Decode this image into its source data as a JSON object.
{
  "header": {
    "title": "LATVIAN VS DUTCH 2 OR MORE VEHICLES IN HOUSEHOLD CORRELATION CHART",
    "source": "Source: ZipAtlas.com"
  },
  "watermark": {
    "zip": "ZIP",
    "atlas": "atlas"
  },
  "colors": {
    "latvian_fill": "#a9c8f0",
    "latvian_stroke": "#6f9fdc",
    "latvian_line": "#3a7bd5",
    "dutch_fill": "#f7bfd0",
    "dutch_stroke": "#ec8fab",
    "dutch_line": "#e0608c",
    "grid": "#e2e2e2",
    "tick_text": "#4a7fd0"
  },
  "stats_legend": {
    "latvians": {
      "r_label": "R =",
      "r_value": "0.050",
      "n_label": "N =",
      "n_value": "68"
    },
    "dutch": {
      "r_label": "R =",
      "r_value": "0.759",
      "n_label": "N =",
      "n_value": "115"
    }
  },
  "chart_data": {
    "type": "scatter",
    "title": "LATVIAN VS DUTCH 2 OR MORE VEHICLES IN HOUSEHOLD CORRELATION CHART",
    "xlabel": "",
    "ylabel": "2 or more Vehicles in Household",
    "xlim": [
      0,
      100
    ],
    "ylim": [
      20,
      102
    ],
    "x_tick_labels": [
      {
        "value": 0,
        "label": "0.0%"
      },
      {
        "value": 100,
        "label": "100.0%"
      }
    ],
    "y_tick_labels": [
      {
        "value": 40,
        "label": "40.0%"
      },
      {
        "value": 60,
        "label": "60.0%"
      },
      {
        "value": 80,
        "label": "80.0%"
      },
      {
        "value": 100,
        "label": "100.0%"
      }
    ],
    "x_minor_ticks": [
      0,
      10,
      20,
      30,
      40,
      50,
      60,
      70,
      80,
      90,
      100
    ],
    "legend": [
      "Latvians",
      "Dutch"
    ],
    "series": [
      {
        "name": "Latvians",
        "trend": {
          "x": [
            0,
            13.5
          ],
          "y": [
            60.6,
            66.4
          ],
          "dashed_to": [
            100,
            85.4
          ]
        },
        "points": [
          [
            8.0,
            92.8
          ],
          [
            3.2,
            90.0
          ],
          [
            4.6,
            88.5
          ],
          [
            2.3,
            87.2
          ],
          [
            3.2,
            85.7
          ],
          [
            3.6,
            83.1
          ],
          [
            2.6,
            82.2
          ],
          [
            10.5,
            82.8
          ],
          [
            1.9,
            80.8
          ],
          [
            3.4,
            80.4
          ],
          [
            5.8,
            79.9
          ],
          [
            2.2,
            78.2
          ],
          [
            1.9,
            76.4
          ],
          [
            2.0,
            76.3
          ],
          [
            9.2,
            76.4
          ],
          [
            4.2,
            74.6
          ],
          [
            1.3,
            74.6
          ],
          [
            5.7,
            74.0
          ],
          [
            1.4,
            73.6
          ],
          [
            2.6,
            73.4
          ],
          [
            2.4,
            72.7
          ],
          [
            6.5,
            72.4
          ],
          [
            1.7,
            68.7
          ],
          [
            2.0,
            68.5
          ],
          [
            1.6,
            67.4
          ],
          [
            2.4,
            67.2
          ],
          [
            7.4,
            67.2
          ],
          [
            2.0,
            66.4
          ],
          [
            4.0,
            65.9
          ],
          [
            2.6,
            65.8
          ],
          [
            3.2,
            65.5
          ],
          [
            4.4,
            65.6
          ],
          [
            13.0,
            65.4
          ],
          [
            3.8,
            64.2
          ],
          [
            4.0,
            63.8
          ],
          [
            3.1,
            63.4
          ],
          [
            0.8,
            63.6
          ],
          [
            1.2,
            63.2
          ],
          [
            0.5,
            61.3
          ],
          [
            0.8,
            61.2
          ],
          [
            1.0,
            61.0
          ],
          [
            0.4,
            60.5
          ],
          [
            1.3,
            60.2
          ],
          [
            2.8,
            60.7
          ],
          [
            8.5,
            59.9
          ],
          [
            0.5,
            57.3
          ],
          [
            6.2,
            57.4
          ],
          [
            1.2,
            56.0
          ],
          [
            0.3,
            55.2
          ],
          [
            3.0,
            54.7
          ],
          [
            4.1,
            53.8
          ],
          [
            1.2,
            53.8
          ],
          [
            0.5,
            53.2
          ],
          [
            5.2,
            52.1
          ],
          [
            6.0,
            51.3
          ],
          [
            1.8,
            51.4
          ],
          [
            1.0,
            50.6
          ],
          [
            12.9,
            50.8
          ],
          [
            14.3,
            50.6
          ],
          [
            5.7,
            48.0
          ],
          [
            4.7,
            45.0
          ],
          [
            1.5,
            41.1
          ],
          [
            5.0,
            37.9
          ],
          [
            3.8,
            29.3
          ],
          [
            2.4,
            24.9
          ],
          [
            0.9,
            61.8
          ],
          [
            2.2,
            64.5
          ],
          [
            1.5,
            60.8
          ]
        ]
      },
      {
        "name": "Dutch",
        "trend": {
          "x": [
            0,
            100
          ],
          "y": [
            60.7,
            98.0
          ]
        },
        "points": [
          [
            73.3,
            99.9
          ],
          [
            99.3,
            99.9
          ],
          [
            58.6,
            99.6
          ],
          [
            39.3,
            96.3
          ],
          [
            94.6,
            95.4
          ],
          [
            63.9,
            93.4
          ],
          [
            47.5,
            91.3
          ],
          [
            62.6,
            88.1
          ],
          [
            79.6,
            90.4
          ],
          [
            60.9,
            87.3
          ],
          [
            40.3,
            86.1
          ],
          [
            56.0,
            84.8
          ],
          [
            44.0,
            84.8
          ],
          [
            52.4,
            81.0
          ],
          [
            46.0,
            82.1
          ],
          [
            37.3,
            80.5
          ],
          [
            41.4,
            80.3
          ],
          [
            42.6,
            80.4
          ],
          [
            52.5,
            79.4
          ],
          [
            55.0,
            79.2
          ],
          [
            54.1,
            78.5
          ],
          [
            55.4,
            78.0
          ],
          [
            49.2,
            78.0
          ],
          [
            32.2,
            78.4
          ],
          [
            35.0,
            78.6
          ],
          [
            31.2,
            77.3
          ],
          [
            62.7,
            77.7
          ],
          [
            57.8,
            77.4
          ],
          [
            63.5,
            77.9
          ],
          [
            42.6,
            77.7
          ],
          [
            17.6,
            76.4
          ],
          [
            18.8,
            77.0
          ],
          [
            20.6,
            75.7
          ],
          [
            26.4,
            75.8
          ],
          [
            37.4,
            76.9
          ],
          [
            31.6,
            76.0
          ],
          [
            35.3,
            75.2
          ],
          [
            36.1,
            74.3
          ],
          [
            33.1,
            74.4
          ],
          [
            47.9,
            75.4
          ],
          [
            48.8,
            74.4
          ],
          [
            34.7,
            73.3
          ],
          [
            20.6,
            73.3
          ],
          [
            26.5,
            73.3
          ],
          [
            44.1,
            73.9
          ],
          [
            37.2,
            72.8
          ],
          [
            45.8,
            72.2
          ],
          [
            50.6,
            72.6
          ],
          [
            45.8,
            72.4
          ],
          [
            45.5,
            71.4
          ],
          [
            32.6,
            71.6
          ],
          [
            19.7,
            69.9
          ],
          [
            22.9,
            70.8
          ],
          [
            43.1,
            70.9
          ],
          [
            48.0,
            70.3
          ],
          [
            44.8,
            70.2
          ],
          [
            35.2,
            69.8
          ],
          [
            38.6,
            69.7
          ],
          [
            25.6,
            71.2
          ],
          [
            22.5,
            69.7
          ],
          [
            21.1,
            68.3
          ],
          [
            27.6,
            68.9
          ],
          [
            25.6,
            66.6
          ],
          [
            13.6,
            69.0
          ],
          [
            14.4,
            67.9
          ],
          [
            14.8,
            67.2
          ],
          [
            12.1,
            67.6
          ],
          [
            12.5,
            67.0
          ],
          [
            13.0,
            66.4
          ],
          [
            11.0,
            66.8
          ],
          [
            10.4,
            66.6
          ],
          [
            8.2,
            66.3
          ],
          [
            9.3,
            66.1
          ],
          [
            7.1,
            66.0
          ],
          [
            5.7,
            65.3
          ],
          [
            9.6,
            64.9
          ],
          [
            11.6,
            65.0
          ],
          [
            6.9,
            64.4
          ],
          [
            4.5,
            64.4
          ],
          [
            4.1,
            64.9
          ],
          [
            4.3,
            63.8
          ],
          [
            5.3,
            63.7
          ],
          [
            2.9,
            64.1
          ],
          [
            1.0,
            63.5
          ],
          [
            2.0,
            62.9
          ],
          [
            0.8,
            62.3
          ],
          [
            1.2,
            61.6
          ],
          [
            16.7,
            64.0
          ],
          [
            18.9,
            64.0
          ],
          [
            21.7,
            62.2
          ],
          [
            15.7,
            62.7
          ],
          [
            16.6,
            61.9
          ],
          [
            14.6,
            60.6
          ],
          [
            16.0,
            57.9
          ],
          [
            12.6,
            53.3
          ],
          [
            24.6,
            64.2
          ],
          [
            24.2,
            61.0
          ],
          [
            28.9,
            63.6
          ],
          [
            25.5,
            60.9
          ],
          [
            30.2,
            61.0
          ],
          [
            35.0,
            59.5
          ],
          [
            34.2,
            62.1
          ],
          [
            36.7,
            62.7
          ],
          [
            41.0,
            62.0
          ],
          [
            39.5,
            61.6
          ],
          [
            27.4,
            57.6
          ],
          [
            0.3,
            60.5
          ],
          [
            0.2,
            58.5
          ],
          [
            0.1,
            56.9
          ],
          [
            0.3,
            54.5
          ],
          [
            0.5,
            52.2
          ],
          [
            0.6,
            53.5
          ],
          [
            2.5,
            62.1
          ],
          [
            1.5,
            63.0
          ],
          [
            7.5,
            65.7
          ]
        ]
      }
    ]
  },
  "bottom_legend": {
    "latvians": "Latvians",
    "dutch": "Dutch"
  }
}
◆ ◆ ◆ ◆ ◆
DESCRIPTION OF THE TASK:
Scan the data for the word "source" and copy every line where it shows up.

RESPONSE FOR THIS EXERCISE:
Decode this image into its source data as a JSON object.
    "source": "Source: ZipAtlas.com"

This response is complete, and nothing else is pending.